▼▼▼

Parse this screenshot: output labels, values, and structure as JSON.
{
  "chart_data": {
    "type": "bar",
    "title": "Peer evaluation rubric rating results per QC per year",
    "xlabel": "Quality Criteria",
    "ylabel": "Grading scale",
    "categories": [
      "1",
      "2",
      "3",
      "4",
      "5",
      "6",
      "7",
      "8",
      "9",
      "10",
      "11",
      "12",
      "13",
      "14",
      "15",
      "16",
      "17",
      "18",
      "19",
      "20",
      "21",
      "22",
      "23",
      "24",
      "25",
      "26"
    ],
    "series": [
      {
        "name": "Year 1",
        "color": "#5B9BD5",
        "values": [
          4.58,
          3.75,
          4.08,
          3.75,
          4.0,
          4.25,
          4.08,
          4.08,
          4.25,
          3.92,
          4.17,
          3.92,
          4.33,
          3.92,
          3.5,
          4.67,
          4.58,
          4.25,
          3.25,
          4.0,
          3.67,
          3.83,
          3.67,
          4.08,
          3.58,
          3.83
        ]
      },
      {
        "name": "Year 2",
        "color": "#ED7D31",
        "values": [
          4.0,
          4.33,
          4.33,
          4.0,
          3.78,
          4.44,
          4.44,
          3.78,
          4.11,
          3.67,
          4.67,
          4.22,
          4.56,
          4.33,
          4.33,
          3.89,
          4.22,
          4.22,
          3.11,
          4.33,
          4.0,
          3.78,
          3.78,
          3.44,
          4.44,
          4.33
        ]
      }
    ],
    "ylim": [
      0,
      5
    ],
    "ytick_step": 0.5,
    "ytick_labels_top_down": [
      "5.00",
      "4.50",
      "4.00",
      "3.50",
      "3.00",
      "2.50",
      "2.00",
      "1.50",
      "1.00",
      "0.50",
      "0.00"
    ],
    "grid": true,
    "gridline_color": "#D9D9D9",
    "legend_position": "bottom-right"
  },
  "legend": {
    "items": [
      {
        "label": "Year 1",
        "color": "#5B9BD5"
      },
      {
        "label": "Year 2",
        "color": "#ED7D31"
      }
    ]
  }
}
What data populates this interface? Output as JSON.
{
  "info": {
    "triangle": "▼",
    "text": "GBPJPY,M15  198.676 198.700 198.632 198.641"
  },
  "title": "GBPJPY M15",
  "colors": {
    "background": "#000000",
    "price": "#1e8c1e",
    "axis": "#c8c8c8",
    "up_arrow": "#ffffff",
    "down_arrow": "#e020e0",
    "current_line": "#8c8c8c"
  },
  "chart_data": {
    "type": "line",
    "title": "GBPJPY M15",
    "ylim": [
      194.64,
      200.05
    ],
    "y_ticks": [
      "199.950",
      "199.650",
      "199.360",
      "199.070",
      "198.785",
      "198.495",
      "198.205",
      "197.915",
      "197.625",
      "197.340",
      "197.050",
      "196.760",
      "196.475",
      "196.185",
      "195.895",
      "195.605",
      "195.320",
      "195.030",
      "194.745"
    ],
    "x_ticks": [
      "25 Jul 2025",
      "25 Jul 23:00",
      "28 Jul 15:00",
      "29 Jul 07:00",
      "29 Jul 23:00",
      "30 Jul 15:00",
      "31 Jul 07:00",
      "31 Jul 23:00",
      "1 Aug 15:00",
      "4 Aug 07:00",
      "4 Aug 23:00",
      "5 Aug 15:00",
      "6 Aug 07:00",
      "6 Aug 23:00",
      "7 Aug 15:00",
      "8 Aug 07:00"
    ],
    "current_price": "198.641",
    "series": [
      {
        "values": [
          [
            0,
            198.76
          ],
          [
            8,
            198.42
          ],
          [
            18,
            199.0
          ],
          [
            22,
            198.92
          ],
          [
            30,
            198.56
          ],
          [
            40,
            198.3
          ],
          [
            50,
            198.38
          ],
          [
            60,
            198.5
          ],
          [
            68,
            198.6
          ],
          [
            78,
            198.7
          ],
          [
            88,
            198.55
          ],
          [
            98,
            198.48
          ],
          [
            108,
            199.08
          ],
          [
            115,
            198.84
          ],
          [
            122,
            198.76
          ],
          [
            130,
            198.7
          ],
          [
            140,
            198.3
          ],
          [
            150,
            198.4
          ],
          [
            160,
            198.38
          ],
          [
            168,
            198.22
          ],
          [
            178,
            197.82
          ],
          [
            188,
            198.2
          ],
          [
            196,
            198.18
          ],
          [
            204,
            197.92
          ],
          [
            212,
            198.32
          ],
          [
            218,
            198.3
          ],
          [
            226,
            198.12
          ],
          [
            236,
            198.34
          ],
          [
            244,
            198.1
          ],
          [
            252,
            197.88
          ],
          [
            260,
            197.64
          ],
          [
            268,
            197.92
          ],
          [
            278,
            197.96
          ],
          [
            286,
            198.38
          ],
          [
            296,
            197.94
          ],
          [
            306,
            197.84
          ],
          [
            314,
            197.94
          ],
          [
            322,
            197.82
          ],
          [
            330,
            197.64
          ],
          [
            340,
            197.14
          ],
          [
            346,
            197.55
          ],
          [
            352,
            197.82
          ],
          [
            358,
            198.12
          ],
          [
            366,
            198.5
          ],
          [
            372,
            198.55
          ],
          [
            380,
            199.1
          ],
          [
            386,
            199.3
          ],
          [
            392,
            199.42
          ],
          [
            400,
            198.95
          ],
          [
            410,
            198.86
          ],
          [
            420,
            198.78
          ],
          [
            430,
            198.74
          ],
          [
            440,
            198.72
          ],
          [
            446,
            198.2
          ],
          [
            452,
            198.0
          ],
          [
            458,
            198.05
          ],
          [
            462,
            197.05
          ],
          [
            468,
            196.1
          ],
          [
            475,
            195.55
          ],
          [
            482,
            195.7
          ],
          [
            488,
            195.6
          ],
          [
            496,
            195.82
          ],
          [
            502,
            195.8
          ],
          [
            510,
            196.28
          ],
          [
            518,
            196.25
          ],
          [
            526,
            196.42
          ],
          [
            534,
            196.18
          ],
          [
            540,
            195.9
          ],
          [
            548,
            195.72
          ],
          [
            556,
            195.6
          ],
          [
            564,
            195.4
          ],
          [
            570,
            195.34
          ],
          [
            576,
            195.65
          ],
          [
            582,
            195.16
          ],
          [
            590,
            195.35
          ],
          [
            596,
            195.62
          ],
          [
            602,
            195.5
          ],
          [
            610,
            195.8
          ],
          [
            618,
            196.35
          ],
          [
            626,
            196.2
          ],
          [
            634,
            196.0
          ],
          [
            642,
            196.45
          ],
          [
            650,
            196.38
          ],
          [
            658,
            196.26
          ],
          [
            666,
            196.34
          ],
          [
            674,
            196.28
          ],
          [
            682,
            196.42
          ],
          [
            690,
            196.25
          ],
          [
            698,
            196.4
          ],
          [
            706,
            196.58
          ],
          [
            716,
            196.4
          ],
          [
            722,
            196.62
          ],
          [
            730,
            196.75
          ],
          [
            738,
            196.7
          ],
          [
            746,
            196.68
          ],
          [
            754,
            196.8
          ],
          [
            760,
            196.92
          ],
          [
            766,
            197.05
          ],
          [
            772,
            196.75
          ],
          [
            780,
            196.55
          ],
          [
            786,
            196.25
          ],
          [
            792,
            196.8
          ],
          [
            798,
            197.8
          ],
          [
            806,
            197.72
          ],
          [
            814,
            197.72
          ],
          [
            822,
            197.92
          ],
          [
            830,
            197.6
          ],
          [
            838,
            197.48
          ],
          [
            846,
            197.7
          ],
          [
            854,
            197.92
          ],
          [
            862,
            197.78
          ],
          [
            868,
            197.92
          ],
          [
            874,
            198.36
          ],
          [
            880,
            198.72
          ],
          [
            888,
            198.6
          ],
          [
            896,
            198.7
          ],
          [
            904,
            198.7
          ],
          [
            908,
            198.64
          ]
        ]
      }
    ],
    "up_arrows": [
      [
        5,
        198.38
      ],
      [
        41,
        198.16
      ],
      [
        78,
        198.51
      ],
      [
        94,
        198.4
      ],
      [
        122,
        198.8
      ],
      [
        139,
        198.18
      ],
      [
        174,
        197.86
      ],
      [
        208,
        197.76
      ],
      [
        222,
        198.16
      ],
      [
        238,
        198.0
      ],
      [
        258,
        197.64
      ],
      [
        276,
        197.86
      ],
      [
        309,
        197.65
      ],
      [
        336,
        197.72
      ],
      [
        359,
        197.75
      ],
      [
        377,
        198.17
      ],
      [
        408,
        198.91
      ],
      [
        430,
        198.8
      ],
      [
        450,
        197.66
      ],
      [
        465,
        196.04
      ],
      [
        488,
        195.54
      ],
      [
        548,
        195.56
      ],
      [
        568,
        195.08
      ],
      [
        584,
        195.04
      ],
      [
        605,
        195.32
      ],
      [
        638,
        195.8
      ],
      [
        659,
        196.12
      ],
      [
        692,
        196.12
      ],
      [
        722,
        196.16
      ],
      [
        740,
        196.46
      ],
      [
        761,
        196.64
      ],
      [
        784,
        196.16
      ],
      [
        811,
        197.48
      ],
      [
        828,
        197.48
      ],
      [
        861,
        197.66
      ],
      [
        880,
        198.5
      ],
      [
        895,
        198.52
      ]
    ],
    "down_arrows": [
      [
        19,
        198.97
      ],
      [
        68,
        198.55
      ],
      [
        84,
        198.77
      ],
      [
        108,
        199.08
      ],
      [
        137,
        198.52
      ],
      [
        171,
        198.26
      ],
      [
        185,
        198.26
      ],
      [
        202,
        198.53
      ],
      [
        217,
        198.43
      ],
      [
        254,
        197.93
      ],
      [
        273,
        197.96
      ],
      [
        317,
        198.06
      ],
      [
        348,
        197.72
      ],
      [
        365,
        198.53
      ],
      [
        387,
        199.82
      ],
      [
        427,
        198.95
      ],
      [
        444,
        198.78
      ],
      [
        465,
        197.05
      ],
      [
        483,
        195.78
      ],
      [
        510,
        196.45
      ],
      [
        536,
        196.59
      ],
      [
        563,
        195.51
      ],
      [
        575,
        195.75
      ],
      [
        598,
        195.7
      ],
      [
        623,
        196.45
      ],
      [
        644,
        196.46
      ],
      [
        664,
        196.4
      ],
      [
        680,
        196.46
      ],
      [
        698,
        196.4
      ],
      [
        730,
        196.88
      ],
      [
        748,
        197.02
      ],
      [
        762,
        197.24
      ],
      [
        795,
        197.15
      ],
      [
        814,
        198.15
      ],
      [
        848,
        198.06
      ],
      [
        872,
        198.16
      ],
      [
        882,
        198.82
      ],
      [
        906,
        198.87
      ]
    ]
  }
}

▲▲▲

» **DIRECTIONS FOR THIS TASK**:
Search the data for the string "JSON". List each line that has it.

» **CORRECT OUTPUT**:
Parse this screenshot: output labels, values, and structure as JSON.
What data populates this interface? Output as JSON.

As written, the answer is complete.